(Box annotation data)
• • • •

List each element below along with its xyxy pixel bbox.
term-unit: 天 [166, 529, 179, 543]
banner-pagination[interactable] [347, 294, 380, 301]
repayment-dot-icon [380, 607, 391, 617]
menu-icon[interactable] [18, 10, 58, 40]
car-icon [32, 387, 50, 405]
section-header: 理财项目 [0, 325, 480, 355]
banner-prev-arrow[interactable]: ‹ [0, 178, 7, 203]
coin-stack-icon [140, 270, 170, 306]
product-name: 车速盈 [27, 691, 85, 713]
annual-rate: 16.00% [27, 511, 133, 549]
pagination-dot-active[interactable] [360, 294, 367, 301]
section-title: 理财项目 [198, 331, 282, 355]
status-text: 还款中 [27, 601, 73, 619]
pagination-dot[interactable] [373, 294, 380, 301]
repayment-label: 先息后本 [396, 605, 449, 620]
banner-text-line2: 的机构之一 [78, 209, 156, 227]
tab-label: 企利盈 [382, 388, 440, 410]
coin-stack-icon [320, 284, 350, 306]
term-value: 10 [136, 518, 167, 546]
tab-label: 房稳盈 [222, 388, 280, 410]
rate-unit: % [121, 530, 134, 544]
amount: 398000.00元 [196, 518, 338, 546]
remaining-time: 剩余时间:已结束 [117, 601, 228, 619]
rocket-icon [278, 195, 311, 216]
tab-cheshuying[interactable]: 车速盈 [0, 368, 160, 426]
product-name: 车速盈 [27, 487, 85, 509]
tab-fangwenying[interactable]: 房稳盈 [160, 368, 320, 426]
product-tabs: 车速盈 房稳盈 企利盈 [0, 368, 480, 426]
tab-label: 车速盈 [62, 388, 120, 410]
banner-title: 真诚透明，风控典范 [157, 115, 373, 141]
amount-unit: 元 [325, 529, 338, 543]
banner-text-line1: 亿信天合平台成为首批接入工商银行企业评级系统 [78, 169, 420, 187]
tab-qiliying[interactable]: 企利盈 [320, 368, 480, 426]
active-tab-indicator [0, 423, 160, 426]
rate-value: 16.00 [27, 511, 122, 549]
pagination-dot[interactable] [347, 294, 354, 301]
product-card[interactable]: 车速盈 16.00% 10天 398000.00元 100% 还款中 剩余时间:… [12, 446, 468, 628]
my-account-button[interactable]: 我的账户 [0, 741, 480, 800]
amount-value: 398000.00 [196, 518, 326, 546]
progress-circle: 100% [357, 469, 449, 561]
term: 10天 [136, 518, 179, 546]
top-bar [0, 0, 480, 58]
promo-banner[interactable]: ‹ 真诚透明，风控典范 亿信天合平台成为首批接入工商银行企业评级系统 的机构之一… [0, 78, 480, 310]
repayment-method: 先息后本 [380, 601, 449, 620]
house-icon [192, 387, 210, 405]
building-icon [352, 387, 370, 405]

• • • •

Reproduce every one of the entries above, line by line, with no changes to any character.

[Final answer]:
List each element below along with its xyxy pixel bbox.
term-unit: 天 [166, 529, 179, 543]
banner-pagination[interactable] [347, 294, 380, 301]
repayment-dot-icon [380, 607, 391, 617]
menu-icon[interactable] [18, 10, 58, 40]
car-icon [32, 387, 50, 405]
section-header: 理财项目 [0, 325, 480, 355]
banner-prev-arrow[interactable]: ‹ [0, 178, 7, 203]
coin-stack-icon [140, 270, 170, 306]
product-name: 车速盈 [27, 691, 85, 713]
annual-rate: 16.00% [27, 511, 133, 549]
pagination-dot-active[interactable] [360, 294, 367, 301]
section-title: 理财项目 [198, 331, 282, 355]
status-text: 还款中 [27, 601, 73, 619]
pagination-dot[interactable] [373, 294, 380, 301]
repayment-label: 先息后本 [396, 605, 449, 620]
banner-text-line2: 的机构之一 [78, 209, 156, 227]
tab-label: 企利盈 [382, 388, 440, 410]
coin-stack-icon [320, 284, 350, 306]
term-value: 10 [136, 518, 167, 546]
tab-label: 房稳盈 [222, 388, 280, 410]
rate-unit: % [121, 530, 134, 544]
amount: 398000.00元 [196, 518, 338, 546]
remaining-time: 剩余时间:已结束 [117, 601, 228, 619]
rocket-icon [278, 195, 311, 216]
tab-cheshuying[interactable]: 车速盈 [0, 368, 160, 426]
product-name: 车速盈 [27, 487, 85, 509]
tab-fangwenying[interactable]: 房稳盈 [160, 368, 320, 426]
product-tabs: 车速盈 房稳盈 企利盈 [0, 368, 480, 426]
tab-label: 车速盈 [62, 388, 120, 410]
banner-title: 真诚透明，风控典范 [157, 115, 373, 141]
amount-unit: 元 [325, 529, 338, 543]
banner-text-line1: 亿信天合平台成为首批接入工商银行企业评级系统 [78, 169, 420, 187]
tab-qiliying[interactable]: 企利盈 [320, 368, 480, 426]
active-tab-indicator [0, 423, 160, 426]
rate-value: 16.00 [27, 511, 122, 549]
pagination-dot[interactable] [347, 294, 354, 301]
product-card[interactable]: 车速盈 16.00% 10天 398000.00元 100% 还款中 剩余时间:… [12, 446, 468, 628]
my-account-button[interactable]: 我的账户 [0, 741, 480, 800]
amount-value: 398000.00 [196, 518, 326, 546]
progress-circle: 100% [357, 469, 449, 561]
term: 10天 [136, 518, 179, 546]
top-bar [0, 0, 480, 58]
promo-banner[interactable]: ‹ 真诚透明，风控典范 亿信天合平台成为首批接入工商银行企业评级系统 的机构之一… [0, 78, 480, 310]
repayment-method: 先息后本 [380, 601, 449, 620]
house-icon [192, 387, 210, 405]
building-icon [352, 387, 370, 405]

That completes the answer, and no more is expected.